[INSTRUCTIONS TO FOLLOW] Tally every line of the listing where the string "name" is found, and state the total alone.

------ RECORDS SHOWN ------

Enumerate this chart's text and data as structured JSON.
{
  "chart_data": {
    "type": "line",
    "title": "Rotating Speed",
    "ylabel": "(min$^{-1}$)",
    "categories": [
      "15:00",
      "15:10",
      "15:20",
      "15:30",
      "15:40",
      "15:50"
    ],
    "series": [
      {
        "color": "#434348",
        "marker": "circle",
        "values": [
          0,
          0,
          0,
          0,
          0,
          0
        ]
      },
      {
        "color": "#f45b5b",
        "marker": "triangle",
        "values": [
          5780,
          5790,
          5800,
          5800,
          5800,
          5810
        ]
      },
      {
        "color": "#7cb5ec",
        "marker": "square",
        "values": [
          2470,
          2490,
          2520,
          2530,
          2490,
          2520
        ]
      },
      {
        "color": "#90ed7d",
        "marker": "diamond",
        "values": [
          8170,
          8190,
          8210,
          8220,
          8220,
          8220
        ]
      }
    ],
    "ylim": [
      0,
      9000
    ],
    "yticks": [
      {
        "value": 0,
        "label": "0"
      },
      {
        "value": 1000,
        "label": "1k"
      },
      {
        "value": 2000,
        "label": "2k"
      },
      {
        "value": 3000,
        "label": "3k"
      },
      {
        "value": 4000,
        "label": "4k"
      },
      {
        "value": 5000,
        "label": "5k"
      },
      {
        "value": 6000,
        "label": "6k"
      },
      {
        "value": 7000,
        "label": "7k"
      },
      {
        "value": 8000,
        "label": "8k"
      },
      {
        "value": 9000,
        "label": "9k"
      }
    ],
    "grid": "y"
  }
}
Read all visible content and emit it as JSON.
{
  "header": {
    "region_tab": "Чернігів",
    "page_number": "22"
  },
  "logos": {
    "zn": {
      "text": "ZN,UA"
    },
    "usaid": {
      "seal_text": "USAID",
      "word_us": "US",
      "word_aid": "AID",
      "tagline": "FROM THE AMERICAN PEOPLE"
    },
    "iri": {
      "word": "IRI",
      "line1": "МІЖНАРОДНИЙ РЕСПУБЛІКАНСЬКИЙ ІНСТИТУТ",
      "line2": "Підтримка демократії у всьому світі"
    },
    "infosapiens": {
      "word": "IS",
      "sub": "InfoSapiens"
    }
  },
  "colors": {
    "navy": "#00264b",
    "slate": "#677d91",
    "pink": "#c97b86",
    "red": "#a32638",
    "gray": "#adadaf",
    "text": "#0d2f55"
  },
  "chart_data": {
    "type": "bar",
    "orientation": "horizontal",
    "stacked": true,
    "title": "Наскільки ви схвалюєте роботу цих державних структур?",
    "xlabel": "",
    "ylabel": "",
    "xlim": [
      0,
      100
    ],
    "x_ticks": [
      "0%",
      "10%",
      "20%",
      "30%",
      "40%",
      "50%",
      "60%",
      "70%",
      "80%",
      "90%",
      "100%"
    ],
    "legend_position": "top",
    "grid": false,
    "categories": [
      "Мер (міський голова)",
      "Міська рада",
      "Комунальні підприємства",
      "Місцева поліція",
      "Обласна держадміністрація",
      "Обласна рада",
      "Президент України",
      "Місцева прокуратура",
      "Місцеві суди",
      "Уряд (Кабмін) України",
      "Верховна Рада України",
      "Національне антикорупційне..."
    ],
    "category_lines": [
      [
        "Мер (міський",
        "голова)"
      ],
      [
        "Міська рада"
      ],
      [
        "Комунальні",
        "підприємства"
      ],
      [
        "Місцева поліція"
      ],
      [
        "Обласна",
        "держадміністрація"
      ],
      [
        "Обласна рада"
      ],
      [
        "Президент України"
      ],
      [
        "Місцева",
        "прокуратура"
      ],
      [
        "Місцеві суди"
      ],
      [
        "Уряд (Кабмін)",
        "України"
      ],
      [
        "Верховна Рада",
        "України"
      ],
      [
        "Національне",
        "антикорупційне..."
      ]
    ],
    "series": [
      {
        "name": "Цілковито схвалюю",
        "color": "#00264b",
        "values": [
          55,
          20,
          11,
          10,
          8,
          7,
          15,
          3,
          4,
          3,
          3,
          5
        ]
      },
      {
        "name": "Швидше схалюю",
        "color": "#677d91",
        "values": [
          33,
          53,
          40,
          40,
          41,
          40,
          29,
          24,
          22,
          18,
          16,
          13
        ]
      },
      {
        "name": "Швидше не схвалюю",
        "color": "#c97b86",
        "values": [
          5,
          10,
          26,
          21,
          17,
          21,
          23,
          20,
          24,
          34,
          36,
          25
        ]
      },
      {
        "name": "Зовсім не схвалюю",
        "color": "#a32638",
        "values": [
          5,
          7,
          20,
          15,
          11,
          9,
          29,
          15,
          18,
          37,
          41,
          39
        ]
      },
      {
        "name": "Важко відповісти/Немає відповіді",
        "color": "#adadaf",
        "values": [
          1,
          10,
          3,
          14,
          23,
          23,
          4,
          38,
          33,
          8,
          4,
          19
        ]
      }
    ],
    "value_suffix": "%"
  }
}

------

[FINISHED TASK] 5